### Problem details
Copy every line of the listing that holds the string "光环效应".

### The records
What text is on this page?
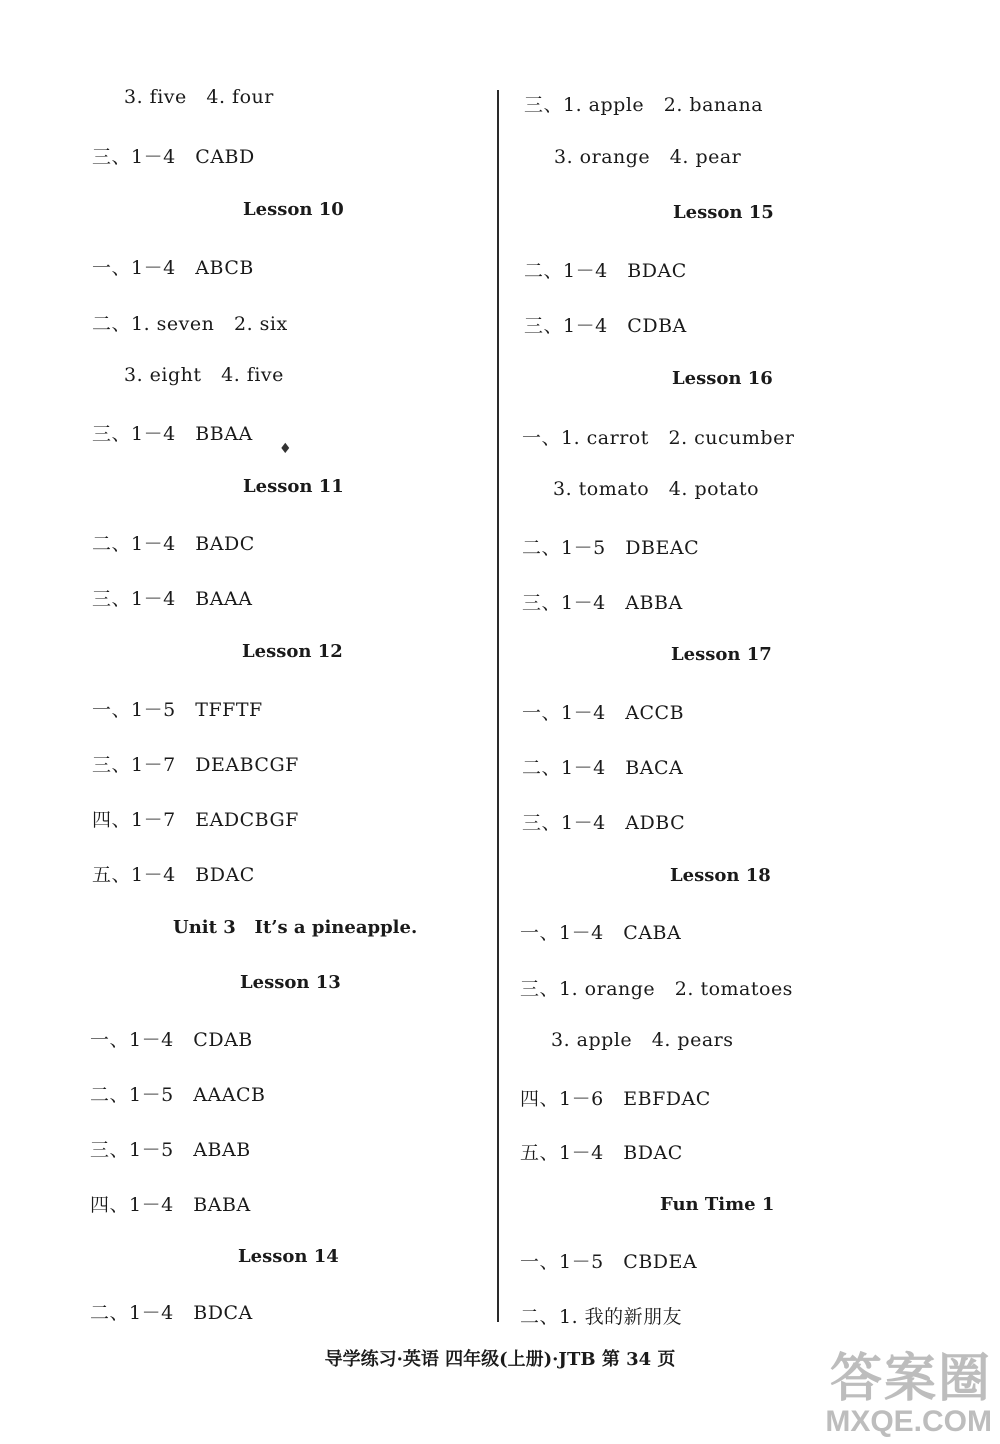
3. five   4. four
三、1－4   CABD
Lesson 10
一、1－4   ABCB
二、1. seven   2. six
3. eight   4. five
三、1－4   BBAA
♦
Lesson 11
二、1－4   BADC
三、1－4   BAAA
Lesson 12
一、1－5   TFFTF
三、1－7   DEABCGF
四、1－7   EADCBGF
五、1－4   BDAC
Unit 3   It’s a pineapple.
Lesson 13
一、1－4   CDAB
二、1－5   AAACB
三、1－5   ABAB
四、1－4   BABA
Lesson 14
二、1－4   BDCA
三、1. apple   2. banana
3. orange   4. pear
Lesson 15
二、1－4   BDAC
三、1－4   CDBA
Lesson 16
一、1. carrot   2. cucumber
3. tomato   4. potato
二、1－5   DBEAC
三、1－4   ABBA
Lesson 17
一、1－4   ACCB
二、1－4   BACA
三、1－4   ADBC
Lesson 18
一、1－4   CABA
三、1. orange   2. tomatoes
3. apple   4. pears
四、1－6   EBFDAC
五、1－4   BDAC
Fun Time 1
一、1－5   CBDEA
二、1. 我的新朋友
导学练习·英语 四年级(上册)·JTB 第 34 页	答案圈
MXQE.COM
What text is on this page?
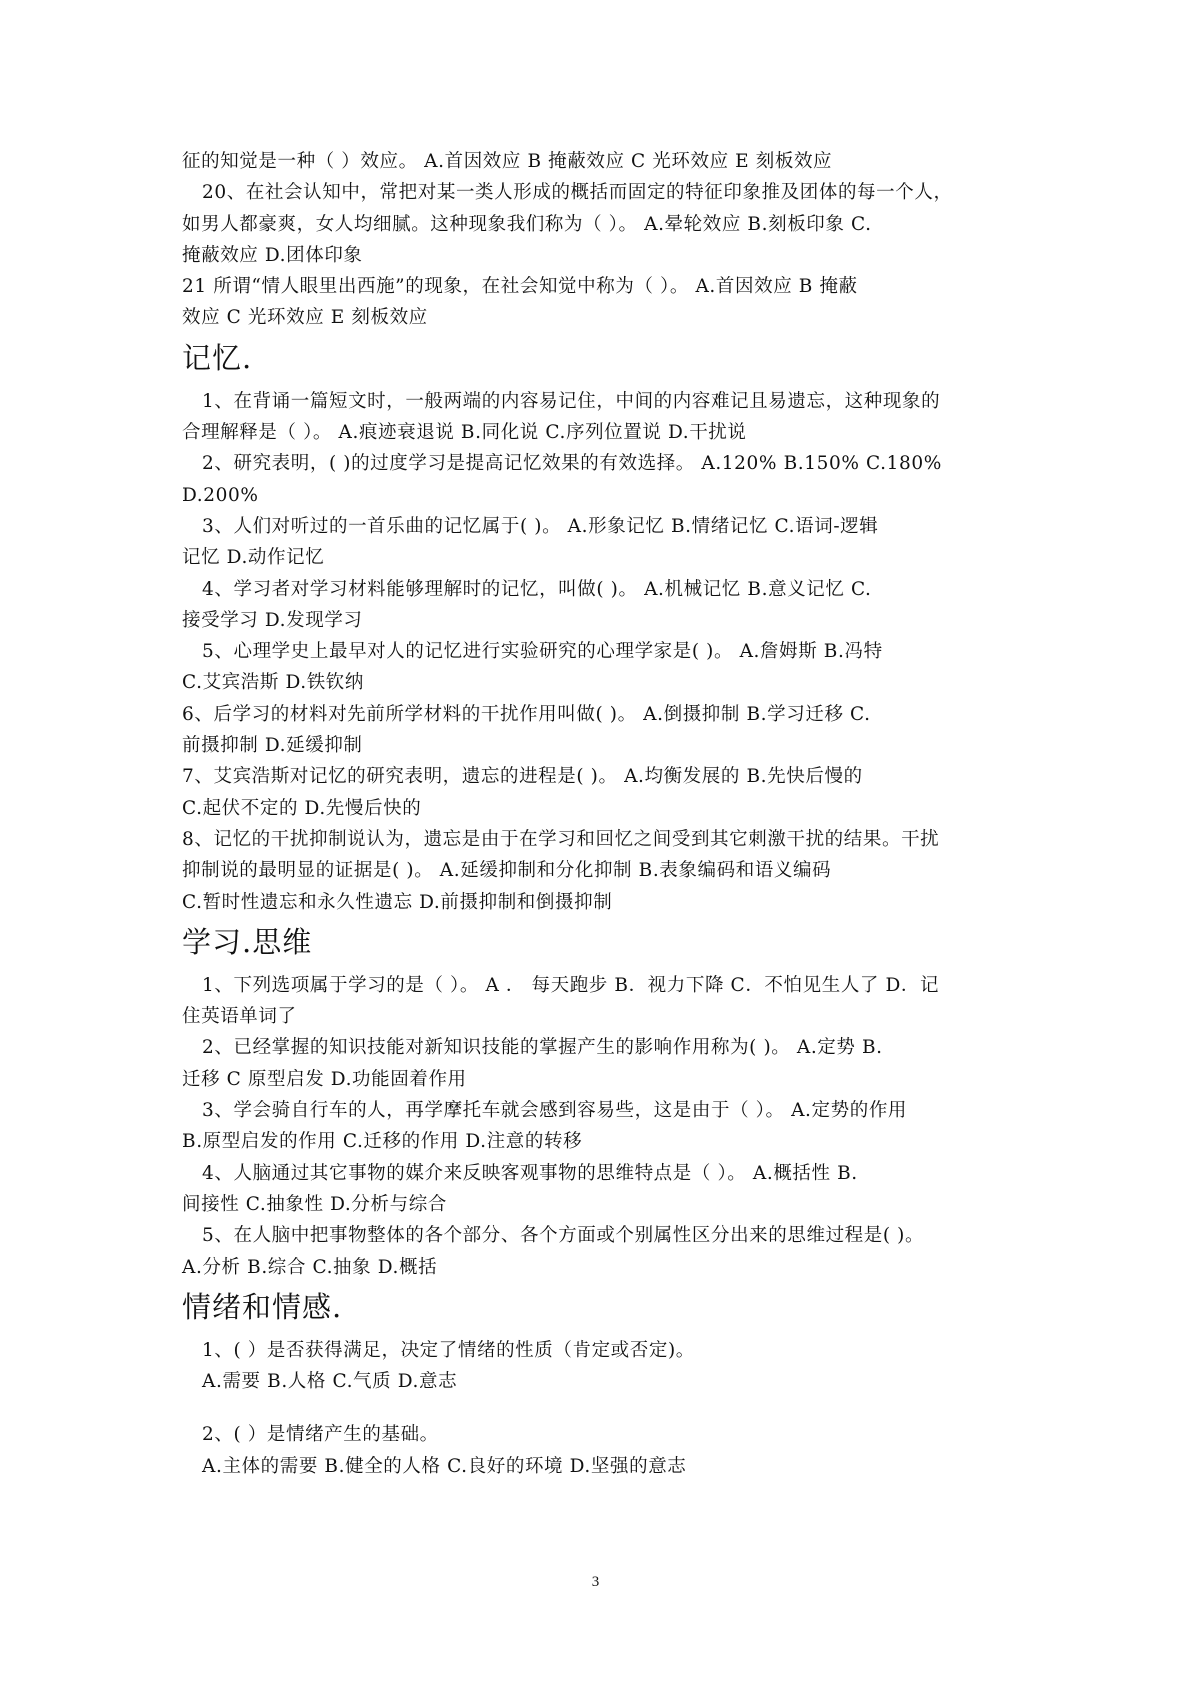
征的知觉是一种（ ）效应。 A.首因效应 B 掩蔽效应 C 光环效应 E 刻板效应
20、在社会认知中，常把对某一类人形成的概括而固定的特征印象推及团体的每一个人，
如男人都豪爽，女人均细腻。这种现象我们称为（ ）。 A.晕轮效应 B.刻板印象 C.
掩蔽效应 D.团体印象
21 所谓“情人眼里出西施”的现象，在社会知觉中称为（ ）。 A.首因效应 B 掩蔽
效应 C 光环效应 E 刻板效应
记忆.
1、在背诵一篇短文时，一般两端的内容易记住，中间的内容难记且易遗忘，这种现象的
合理解释是（ ）。 A.痕迹衰退说 B.同化说 C.序列位置说 D.干扰说
2、研究表明，( )的过度学习是提高记忆效果的有效选择。 A.120% B.150% C.180%
D.200%
3、人们对听过的一首乐曲的记忆属于( )。 A.形象记忆 B.情绪记忆 C.语词-逻辑
记忆 D.动作记忆
4、学习者对学习材料能够理解时的记忆，叫做( )。 A.机械记忆 B.意义记忆 C.
接受学习 D.发现学习
5、心理学史上最早对人的记忆进行实验研究的心理学家是( )。 A.詹姆斯 B.冯特
C.艾宾浩斯 D.铁钦纳
6、后学习的材料对先前所学材料的干扰作用叫做( )。 A.倒摄抑制 B.学习迁移 C.
前摄抑制 D.延缓抑制
7、艾宾浩斯对记忆的研究表明，遗忘的进程是( )。 A.均衡发展的 B.先快后慢的
C.起伏不定的 D.先慢后快的
8、记忆的干扰抑制说认为，遗忘是由于在学习和回忆之间受到其它刺激干扰的结果。干扰
抑制说的最明显的证据是( )。 A.延缓抑制和分化抑制 B.表象编码和语义编码
C.暂时性遗忘和永久性遗忘 D.前摄抑制和倒摄抑制
学习.思维
1、下列选项属于学习的是（ ）。 A ． 每天跑步 B．视力下降 C．不怕见生人了 D．记
住英语单词了
2、已经掌握的知识技能对新知识技能的掌握产生的影响作用称为( )。 A.定势 B.
迁移 C 原型启发 D.功能固着作用
3、学会骑自行车的人，再学摩托车就会感到容易些，这是由于（ ）。 A.定势的作用
B.原型启发的作用 C.迁移的作用 D.注意的转移
4、人脑通过其它事物的媒介来反映客观事物的思维特点是（ ）。 A.概括性 B.
间接性 C.抽象性 D.分析与综合
5、在人脑中把事物整体的各个部分、各个方面或个别属性区分出来的思维过程是( )。
A.分析 B.综合 C.抽象 D.概括
情绪和情感.
1、( ）是否获得满足，决定了情绪的性质（肯定或否定)。
A.需要 B.人格 C.气质 D.意志
2、( ）是情绪产生的基础。
A.主体的需要 B.健全的人格 C.良好的环境 D.坚强的意志
3
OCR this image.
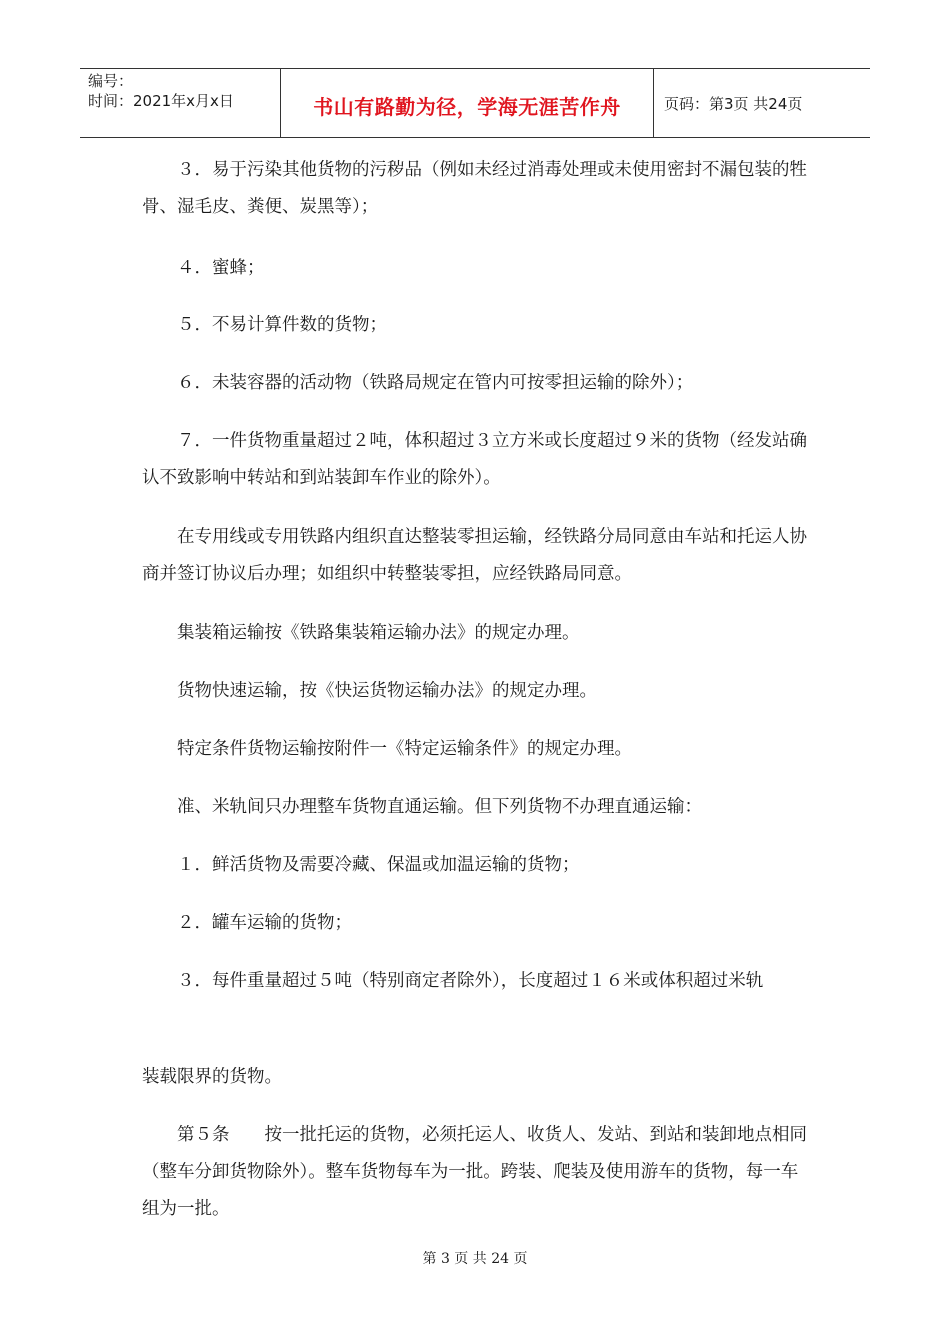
编号：
时间：2021年x月x日	书山有路勤为径，学海无涯苦作舟	页码：第3页 共24页

　　３．易于污染其他货物的污秽品（例如未经过消毒处理或未使用密封不漏包装的牲骨、湿毛皮、粪便、炭黑等）；

　　４．蜜蜂；

　　５．不易计算件数的货物；

　　６．未装容器的活动物（铁路局规定在管内可按零担运输的除外）；

　　７．一件货物重量超过２吨，体积超过３立方米或长度超过９米的货物（经发站确认不致影响中转站和到站装卸车作业的除外）。

　　在专用线或专用铁路内组织直达整装零担运输，经铁路分局同意由车站和托运人协商并签订协议后办理；如组织中转整装零担，应经铁路局同意。

　　集装箱运输按《铁路集装箱运输办法》的规定办理。

　　货物快速运输，按《快运货物运输办法》的规定办理。

　　特定条件货物运输按附件一《特定运输条件》的规定办理。

　　准、米轨间只办理整车货物直通运输。但下列货物不办理直通运输：

　　１．鲜活货物及需要冷藏、保温或加温运输的货物；

　　２．罐车运输的货物；

　　３．每件重量超过５吨（特别商定者除外），长度超过１６米或体积超过米轨

装载限界的货物。

　　第５条　　按一批托运的货物，必须托运人、收货人、发站、到站和装卸地点相同（整车分卸货物除外）。整车货物每车为一批。跨装、爬装及使用游车的货物，每一车组为一批。

第 3 页 共 24 页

### Task result
征的知觉是一种（ ）效应。 A.首因效应 B 掩蔽效应 C 光环效应 E 刻板效应
效应 C 光环效应 E 刻板效应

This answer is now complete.